# DIRECTIONS FOR THIS TASK
The entries below should be given again exactly, minus their pictures.

Excerpt from a dataset:
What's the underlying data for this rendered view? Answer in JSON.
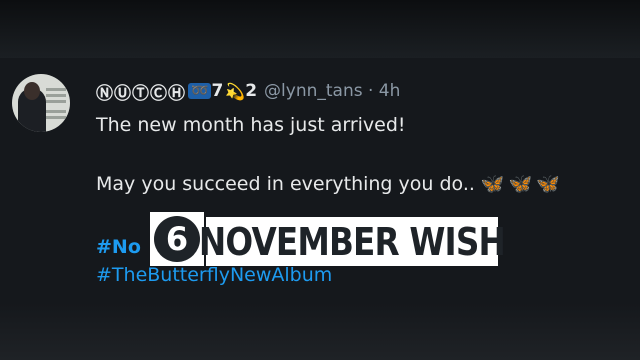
{
  "background_text": "",
  "tweet": {
    "display_name": "ⓃⓊⓉⒸⒽ",
    "badge": "➿",
    "display_suffix_num": "7",
    "star": "💫",
    "display_suffix_end": "2",
    "handle": "@lynn_tans · 4h",
    "line1": "The new month has just arrived!",
    "line2": "May you succeed in everything you do..",
    "butterflies": "🦋🦋🦋",
    "hashtag1": "#No",
    "hashtag2": "#TheButterflyNewAlbum"
  },
  "overlay": {
    "logo_number": "6",
    "banner_text": "NOVEMBER WISH"
  },
  "colors": {
    "background": "#15181c",
    "text": "#e7e9ea",
    "handle": "#8b98a5",
    "link": "#1d9bf0",
    "banner_bg": "#ffffff",
    "banner_text": "#1e2328"
  }
}
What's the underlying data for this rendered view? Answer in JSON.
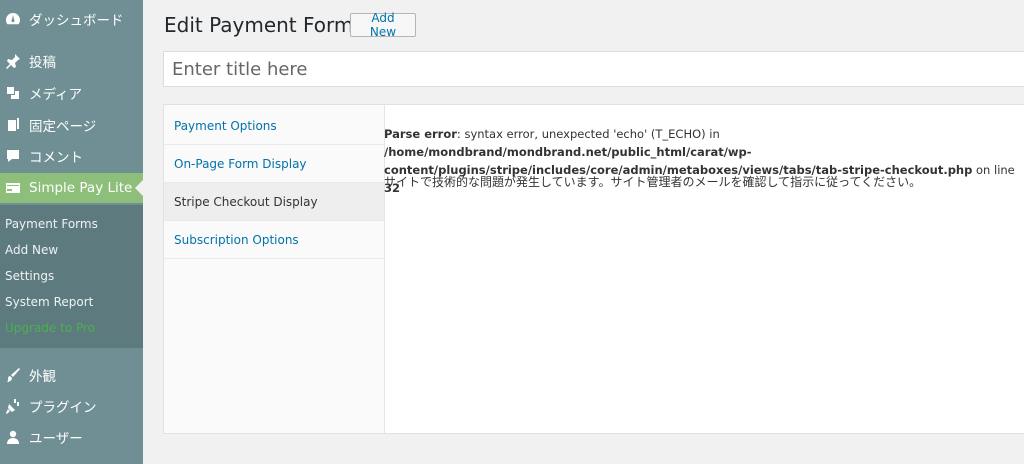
{
  "sidebar": {
    "items": [
      {
        "label": "ダッシュボード",
        "icon": "dashboard-icon"
      },
      {
        "label": "投稿",
        "icon": "pin-icon"
      },
      {
        "label": "メディア",
        "icon": "media-icon"
      },
      {
        "label": "固定ページ",
        "icon": "page-icon"
      },
      {
        "label": "コメント",
        "icon": "comment-icon"
      },
      {
        "label": "Simple Pay Lite",
        "icon": "payment-card-icon"
      },
      {
        "label": "外観",
        "icon": "appearance-brush-icon"
      },
      {
        "label": "プラグイン",
        "icon": "plugin-icon"
      },
      {
        "label": "ユーザー",
        "icon": "user-icon"
      }
    ],
    "submenu": [
      {
        "label": "Payment Forms"
      },
      {
        "label": "Add New"
      },
      {
        "label": "Settings"
      },
      {
        "label": "System Report"
      },
      {
        "label": "Upgrade to Pro"
      }
    ]
  },
  "header": {
    "title": "Edit Payment Form",
    "add_new_label": "Add New"
  },
  "title_input": {
    "placeholder": "Enter title here",
    "value": ""
  },
  "tabs": [
    {
      "label": "Payment Options"
    },
    {
      "label": "On-Page Form Display"
    },
    {
      "label": "Stripe Checkout Display"
    },
    {
      "label": "Subscription Options"
    }
  ],
  "panel": {
    "error_label": "Parse error",
    "error_message": ": syntax error, unexpected 'echo' (T_ECHO) in ",
    "error_path": "/home/mondbrand/mondbrand.net/public_html/carat/wp-content/plugins/stripe/includes/core/admin/metaboxes/views/tabs/tab-stripe-checkout.php",
    "error_on_line": " on line ",
    "error_line_number": "32",
    "site_message": "サイトで技術的な問題が発生しています。サイト管理者のメールを確認して指示に従ってください。"
  },
  "colors": {
    "sidebar_bg": "#6f8f94",
    "submenu_bg": "#5d7a7f",
    "current_menu_bg": "#8dbe7a",
    "link": "#0073aa",
    "upgrade": "#4caf50"
  }
}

# ANSWER TO THIS PROBLEM
What's the underlying data for this rendered view? Answer in JSON.
{
  "background_text": "",
  "tweet": {
    "display_name": "ⓃⓊⓉⒸⒽ",
    "badge": "➿",
    "display_suffix_num": "7",
    "star": "💫",
    "display_suffix_end": "2",
    "handle": "@lynn_tans · 4h",
    "line1": "The new month has just arrived!",
    "line2": "May you succeed in everything you do..",
    "butterflies": "🦋🦋🦋",
    "hashtag1": "#No",
    "hashtag2": "#TheButterflyNewAlbum"
  },
  "overlay": {
    "logo_number": "6",
    "banner_text": "NOVEMBER WISH"
  },
  "colors": {
    "background": "#15181c",
    "text": "#e7e9ea",
    "handle": "#8b98a5",
    "link": "#1d9bf0",
    "banner_bg": "#ffffff",
    "banner_text": "#1e2328"
  }
}
What's the underlying data for this rendered view? Answer in JSON.
{
  "sidebar": {
    "items": [
      {
        "label": "ダッシュボード",
        "icon": "dashboard-icon"
      },
      {
        "label": "投稿",
        "icon": "pin-icon"
      },
      {
        "label": "メディア",
        "icon": "media-icon"
      },
      {
        "label": "固定ページ",
        "icon": "page-icon"
      },
      {
        "label": "コメント",
        "icon": "comment-icon"
      },
      {
        "label": "Simple Pay Lite",
        "icon": "payment-card-icon"
      },
      {
        "label": "外観",
        "icon": "appearance-brush-icon"
      },
      {
        "label": "プラグイン",
        "icon": "plugin-icon"
      },
      {
        "label": "ユーザー",
        "icon": "user-icon"
      }
    ],
    "submenu": [
      {
        "label": "Payment Forms"
      },
      {
        "label": "Add New"
      },
      {
        "label": "Settings"
      },
      {
        "label": "System Report"
      },
      {
        "label": "Upgrade to Pro"
      }
    ]
  },
  "header": {
    "title": "Edit Payment Form",
    "add_new_label": "Add New"
  },
  "title_input": {
    "placeholder": "Enter title here",
    "value": ""
  },
  "tabs": [
    {
      "label": "Payment Options"
    },
    {
      "label": "On-Page Form Display"
    },
    {
      "label": "Stripe Checkout Display"
    },
    {
      "label": "Subscription Options"
    }
  ],
  "panel": {
    "error_label": "Parse error",
    "error_message": ": syntax error, unexpected 'echo' (T_ECHO) in ",
    "error_path": "/home/mondbrand/mondbrand.net/public_html/carat/wp-content/plugins/stripe/includes/core/admin/metaboxes/views/tabs/tab-stripe-checkout.php",
    "error_on_line": " on line ",
    "error_line_number": "32",
    "site_message": "サイトで技術的な問題が発生しています。サイト管理者のメールを確認して指示に従ってください。"
  },
  "colors": {
    "sidebar_bg": "#6f8f94",
    "submenu_bg": "#5d7a7f",
    "current_menu_bg": "#8dbe7a",
    "link": "#0073aa",
    "upgrade": "#4caf50"
  }
}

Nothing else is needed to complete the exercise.